• _Directive_
Look through the material below and count the lines with the string "data". Report only the count.

• _Recorded information_
══════════

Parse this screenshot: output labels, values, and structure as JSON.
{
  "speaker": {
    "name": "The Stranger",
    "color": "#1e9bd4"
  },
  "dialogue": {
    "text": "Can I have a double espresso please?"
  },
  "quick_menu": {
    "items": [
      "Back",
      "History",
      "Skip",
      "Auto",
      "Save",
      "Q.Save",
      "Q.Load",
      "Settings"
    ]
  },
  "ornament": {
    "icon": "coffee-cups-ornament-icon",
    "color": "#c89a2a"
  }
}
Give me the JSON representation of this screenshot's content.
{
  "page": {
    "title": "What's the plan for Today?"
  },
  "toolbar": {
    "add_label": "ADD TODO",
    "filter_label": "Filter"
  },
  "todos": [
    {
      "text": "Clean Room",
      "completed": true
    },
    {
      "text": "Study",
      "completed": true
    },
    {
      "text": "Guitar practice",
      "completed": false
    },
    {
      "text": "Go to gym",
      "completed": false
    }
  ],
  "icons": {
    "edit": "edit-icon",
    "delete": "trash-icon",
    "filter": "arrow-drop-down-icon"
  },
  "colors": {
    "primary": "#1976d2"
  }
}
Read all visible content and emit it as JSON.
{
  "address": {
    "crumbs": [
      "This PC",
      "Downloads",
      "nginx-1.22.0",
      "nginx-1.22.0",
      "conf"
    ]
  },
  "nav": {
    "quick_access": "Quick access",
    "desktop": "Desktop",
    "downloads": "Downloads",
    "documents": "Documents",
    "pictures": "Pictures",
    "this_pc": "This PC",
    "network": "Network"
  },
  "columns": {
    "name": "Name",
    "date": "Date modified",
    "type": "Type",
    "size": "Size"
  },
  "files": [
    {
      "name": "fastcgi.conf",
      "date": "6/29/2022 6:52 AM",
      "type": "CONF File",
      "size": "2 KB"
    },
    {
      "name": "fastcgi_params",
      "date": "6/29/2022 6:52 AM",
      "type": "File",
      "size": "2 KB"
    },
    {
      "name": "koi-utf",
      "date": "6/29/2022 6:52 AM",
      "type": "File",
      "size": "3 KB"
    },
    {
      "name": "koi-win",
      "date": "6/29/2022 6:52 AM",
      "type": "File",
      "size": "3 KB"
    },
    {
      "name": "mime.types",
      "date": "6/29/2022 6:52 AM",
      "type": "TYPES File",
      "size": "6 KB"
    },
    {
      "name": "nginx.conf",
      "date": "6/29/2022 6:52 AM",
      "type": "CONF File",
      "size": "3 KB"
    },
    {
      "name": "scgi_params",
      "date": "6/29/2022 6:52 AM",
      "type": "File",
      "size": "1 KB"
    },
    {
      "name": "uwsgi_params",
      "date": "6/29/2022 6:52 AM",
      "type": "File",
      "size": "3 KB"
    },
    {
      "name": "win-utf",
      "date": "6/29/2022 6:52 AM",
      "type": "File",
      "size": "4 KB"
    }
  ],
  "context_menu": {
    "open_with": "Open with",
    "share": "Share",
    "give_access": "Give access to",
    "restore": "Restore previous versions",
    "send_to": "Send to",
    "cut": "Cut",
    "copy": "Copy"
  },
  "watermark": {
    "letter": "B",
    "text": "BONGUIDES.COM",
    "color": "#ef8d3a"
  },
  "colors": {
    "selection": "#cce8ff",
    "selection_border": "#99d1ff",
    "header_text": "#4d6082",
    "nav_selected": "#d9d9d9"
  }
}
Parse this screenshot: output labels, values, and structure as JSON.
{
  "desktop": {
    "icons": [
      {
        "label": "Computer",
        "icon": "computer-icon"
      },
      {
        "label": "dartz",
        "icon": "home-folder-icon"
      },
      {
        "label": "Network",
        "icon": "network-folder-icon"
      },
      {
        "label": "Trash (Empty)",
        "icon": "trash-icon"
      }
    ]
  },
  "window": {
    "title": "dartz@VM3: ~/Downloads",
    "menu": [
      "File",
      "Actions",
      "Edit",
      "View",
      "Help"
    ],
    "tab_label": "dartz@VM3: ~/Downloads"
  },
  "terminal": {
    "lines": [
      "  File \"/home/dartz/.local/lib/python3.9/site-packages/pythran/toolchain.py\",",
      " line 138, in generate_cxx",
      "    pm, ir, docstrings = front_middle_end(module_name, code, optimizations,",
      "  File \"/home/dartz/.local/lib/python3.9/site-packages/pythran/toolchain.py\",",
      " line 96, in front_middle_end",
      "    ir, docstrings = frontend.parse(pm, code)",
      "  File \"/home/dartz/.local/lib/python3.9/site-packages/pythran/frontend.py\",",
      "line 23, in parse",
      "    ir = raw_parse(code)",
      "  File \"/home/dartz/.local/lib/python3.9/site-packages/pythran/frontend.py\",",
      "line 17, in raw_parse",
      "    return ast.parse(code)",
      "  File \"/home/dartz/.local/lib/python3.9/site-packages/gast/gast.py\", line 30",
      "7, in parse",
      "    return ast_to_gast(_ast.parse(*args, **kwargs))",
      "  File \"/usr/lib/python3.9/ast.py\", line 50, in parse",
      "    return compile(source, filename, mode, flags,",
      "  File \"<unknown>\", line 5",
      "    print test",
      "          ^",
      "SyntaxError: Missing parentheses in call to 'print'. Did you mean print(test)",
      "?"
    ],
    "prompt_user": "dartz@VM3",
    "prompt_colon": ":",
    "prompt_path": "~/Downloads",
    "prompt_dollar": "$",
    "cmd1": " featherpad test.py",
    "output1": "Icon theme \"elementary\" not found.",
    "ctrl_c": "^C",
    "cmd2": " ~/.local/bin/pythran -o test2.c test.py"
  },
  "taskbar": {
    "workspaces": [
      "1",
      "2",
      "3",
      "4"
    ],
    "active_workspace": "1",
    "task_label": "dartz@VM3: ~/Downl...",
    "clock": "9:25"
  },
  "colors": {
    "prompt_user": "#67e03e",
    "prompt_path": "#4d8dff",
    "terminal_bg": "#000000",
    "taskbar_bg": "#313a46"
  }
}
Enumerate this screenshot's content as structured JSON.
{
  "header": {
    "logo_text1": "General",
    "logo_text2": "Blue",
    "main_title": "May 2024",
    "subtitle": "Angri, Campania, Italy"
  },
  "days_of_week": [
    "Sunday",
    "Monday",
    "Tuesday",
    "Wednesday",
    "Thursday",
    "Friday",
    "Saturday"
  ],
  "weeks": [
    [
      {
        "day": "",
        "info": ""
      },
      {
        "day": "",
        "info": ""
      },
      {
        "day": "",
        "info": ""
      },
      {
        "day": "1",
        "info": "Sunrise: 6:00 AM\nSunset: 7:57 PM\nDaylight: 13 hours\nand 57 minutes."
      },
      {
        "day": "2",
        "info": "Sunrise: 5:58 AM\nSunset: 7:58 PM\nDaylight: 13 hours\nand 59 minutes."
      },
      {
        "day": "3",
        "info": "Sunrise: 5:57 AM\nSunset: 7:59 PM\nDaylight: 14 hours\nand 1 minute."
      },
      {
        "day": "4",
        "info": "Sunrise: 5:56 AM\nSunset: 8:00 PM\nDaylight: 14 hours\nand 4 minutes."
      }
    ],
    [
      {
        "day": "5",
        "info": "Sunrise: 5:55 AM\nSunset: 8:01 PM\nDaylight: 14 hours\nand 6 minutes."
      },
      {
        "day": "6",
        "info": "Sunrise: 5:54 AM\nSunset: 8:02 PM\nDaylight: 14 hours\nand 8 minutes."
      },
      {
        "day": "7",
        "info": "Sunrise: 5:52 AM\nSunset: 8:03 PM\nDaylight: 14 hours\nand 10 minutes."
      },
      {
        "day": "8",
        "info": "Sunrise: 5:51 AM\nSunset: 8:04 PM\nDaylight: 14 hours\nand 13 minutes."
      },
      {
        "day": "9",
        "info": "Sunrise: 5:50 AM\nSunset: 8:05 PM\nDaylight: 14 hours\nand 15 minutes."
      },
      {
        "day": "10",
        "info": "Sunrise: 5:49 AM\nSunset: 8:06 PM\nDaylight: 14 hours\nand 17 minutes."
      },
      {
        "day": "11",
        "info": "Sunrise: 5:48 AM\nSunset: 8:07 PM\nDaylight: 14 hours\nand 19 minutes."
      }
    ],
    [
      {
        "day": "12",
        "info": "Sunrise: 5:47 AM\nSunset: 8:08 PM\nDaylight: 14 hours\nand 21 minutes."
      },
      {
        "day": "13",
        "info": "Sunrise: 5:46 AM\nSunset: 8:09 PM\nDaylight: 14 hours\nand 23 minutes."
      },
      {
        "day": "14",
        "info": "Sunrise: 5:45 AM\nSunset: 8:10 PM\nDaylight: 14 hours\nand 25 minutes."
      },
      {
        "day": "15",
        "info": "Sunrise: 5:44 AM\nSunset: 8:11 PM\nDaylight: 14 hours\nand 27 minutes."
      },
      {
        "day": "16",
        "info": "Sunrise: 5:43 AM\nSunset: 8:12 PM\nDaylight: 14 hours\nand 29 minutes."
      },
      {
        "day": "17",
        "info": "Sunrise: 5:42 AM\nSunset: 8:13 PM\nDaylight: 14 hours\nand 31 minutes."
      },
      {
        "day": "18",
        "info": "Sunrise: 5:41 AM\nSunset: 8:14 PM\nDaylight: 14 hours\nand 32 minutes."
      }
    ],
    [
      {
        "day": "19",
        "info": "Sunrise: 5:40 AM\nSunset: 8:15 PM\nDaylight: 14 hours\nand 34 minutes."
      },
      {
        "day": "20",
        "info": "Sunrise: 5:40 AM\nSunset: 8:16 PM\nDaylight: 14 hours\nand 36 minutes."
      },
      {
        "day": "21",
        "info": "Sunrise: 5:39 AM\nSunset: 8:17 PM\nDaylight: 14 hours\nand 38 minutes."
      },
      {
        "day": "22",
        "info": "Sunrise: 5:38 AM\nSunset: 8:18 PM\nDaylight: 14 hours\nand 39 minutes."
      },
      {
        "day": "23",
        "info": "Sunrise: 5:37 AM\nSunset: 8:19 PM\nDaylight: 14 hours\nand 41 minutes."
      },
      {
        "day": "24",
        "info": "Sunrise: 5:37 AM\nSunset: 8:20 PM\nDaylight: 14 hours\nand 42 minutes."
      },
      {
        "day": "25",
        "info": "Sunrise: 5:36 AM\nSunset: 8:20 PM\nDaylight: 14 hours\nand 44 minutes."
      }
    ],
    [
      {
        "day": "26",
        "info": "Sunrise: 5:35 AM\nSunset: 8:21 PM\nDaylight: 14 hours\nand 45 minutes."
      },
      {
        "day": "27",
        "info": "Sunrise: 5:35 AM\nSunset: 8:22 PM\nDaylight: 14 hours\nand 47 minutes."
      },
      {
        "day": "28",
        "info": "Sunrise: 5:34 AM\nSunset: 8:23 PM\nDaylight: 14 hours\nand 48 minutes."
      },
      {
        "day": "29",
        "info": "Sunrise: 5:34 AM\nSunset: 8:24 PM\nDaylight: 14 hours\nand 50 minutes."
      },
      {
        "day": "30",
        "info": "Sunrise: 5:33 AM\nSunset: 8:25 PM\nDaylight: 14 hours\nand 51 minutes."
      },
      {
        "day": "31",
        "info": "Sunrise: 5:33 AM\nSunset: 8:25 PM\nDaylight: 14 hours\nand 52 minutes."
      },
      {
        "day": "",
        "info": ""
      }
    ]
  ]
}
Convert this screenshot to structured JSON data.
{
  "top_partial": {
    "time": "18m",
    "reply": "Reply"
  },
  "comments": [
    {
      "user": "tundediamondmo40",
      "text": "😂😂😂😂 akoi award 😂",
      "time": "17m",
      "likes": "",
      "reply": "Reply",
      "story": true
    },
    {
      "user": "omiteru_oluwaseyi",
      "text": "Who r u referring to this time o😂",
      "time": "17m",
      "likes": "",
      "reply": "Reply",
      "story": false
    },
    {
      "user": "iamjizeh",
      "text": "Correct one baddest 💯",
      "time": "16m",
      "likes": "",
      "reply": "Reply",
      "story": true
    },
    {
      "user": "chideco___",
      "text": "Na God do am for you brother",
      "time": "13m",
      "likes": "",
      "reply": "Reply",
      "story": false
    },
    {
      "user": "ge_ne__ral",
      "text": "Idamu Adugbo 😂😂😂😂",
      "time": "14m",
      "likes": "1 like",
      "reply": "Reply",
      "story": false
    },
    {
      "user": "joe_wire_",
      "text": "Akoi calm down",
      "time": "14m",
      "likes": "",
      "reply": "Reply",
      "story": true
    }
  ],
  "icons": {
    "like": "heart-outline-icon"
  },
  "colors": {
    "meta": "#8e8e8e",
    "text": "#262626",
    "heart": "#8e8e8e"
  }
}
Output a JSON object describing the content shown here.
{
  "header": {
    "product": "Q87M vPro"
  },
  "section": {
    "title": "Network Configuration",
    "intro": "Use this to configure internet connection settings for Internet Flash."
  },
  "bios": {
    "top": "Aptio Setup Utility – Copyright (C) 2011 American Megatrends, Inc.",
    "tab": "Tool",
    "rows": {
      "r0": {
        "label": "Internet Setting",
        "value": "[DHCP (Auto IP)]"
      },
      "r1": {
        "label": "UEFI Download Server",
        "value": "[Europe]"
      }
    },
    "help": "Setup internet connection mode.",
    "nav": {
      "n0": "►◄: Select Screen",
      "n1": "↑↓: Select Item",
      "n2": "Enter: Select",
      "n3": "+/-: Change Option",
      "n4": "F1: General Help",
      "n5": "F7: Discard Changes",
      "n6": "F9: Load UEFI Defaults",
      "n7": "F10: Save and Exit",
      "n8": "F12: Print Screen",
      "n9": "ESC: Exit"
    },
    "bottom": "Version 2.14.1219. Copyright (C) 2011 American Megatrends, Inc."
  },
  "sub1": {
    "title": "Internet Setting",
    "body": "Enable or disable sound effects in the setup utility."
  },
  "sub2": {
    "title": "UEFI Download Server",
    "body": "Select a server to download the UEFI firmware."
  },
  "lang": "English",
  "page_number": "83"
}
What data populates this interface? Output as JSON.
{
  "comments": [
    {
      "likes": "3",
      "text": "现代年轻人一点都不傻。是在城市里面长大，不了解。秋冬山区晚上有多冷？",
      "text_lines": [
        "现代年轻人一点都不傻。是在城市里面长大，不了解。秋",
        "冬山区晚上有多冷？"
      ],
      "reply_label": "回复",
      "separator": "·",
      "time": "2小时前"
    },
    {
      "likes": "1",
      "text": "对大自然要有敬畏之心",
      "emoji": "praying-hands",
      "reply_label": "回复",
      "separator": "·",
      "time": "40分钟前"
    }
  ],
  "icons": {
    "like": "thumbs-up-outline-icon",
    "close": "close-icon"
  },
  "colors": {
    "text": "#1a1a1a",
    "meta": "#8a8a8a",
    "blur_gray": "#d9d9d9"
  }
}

══════════

• _Solution to the exercise_
2